Stated goal: Gather all lines in the entries below that include the word "this".

** Start of Provided records **

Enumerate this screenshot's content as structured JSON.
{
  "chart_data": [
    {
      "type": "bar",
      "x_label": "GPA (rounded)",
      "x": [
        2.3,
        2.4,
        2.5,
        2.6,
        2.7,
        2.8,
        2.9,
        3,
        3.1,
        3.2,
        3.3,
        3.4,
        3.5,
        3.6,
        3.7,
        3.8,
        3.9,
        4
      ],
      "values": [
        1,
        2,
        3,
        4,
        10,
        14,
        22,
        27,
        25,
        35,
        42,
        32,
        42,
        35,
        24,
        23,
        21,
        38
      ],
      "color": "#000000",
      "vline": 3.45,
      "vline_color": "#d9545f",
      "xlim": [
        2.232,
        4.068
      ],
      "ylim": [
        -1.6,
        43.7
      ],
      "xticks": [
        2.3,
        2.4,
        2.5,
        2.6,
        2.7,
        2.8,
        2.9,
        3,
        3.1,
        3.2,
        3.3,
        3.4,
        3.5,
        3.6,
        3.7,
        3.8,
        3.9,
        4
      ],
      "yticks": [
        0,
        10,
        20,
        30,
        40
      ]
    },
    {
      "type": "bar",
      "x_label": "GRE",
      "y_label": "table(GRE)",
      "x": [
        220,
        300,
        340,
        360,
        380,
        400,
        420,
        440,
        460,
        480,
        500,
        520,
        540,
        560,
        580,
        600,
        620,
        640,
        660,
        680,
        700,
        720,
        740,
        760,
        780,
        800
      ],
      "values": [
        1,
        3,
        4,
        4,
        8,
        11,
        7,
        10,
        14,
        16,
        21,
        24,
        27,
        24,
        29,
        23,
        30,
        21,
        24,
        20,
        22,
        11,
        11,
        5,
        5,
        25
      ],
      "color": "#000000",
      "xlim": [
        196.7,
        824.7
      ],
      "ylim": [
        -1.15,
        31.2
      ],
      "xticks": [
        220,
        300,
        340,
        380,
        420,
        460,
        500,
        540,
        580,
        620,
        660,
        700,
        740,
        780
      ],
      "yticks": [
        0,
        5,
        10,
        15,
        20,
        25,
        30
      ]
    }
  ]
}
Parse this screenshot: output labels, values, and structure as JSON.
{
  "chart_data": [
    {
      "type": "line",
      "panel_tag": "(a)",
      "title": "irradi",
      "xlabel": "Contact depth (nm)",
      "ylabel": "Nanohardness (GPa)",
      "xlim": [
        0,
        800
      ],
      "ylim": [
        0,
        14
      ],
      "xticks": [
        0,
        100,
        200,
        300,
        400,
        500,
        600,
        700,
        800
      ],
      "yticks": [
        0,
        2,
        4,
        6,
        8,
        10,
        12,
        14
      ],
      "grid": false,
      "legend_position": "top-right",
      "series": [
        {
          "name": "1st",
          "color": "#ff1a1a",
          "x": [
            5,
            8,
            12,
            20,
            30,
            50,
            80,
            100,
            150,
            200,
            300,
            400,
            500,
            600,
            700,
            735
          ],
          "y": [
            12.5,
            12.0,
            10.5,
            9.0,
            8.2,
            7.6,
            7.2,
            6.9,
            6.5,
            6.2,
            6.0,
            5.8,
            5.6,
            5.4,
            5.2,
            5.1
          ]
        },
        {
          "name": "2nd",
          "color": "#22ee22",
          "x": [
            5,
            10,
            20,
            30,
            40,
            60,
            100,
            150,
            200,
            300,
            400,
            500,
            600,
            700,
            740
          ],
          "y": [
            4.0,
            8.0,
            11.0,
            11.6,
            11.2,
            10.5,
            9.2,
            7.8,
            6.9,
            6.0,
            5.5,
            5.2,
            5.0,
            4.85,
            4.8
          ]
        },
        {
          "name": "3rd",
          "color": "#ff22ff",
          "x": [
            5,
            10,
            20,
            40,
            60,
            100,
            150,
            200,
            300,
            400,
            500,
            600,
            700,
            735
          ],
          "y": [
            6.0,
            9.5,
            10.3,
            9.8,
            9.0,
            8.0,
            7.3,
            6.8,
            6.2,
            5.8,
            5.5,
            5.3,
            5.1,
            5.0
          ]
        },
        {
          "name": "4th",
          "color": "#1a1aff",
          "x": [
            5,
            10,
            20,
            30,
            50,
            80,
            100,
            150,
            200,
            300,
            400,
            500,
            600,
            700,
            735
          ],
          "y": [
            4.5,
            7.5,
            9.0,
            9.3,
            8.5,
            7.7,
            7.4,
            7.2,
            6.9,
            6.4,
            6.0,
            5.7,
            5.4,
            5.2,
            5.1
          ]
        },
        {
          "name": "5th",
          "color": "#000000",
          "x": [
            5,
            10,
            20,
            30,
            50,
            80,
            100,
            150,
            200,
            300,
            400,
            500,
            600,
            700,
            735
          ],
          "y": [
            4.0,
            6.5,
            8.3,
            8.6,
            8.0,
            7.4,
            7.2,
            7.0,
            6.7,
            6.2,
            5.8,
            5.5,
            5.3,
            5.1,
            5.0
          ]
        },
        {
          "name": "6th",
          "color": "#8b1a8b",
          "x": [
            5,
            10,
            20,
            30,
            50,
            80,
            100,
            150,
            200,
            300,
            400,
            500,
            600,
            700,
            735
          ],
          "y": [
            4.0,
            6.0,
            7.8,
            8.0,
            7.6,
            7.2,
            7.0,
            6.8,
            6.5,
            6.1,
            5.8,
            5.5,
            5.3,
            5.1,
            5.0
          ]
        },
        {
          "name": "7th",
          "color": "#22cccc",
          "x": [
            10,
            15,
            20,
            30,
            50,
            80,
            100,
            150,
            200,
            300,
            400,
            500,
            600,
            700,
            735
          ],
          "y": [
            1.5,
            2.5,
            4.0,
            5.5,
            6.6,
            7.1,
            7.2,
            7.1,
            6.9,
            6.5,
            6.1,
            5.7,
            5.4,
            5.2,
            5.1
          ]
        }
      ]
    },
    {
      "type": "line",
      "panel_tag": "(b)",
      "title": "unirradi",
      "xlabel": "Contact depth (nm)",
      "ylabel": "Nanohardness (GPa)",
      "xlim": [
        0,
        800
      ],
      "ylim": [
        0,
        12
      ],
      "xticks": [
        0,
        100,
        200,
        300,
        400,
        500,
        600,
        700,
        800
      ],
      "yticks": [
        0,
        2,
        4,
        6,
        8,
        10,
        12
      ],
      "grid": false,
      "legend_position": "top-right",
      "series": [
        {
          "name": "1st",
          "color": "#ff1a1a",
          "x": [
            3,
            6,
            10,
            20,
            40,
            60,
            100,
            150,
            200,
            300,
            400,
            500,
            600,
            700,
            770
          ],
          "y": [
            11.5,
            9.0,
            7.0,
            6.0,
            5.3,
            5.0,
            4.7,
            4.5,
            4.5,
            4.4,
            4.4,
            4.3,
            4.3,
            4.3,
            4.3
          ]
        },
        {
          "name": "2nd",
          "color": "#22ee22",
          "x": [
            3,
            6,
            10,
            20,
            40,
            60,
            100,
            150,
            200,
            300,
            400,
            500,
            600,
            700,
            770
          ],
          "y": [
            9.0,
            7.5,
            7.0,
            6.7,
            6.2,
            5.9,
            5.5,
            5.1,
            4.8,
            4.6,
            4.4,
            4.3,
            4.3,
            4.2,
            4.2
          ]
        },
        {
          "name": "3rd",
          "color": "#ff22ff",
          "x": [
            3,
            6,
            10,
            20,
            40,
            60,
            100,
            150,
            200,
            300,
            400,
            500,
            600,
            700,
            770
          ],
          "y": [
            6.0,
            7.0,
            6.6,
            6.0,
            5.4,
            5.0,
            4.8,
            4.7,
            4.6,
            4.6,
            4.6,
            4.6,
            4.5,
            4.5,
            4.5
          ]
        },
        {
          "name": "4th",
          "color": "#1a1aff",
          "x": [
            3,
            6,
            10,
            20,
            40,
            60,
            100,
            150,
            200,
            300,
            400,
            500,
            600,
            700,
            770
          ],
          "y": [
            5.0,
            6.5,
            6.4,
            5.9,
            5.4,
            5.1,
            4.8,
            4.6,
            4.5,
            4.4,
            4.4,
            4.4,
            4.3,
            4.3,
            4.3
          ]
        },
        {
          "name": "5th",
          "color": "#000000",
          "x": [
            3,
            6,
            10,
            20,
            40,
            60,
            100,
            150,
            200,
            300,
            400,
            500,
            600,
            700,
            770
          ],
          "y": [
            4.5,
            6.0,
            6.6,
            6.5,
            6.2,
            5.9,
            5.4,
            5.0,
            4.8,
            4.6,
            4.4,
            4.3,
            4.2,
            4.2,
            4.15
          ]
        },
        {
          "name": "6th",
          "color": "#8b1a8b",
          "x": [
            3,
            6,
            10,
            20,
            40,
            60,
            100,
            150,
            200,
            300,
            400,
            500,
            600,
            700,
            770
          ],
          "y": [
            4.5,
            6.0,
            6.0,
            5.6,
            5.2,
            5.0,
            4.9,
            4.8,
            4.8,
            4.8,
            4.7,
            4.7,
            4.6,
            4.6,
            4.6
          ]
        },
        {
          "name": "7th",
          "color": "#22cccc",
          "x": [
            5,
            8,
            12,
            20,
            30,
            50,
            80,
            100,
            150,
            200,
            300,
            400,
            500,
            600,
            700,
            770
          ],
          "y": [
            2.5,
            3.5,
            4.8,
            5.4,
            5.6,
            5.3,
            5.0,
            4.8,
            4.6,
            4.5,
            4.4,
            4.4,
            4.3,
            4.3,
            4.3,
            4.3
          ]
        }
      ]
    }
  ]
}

** End of Provided records **

Solved problem:
Enumerate this screenshot's content as structured JSON.
Parse this screenshot: output labels, values, and structure as JSON.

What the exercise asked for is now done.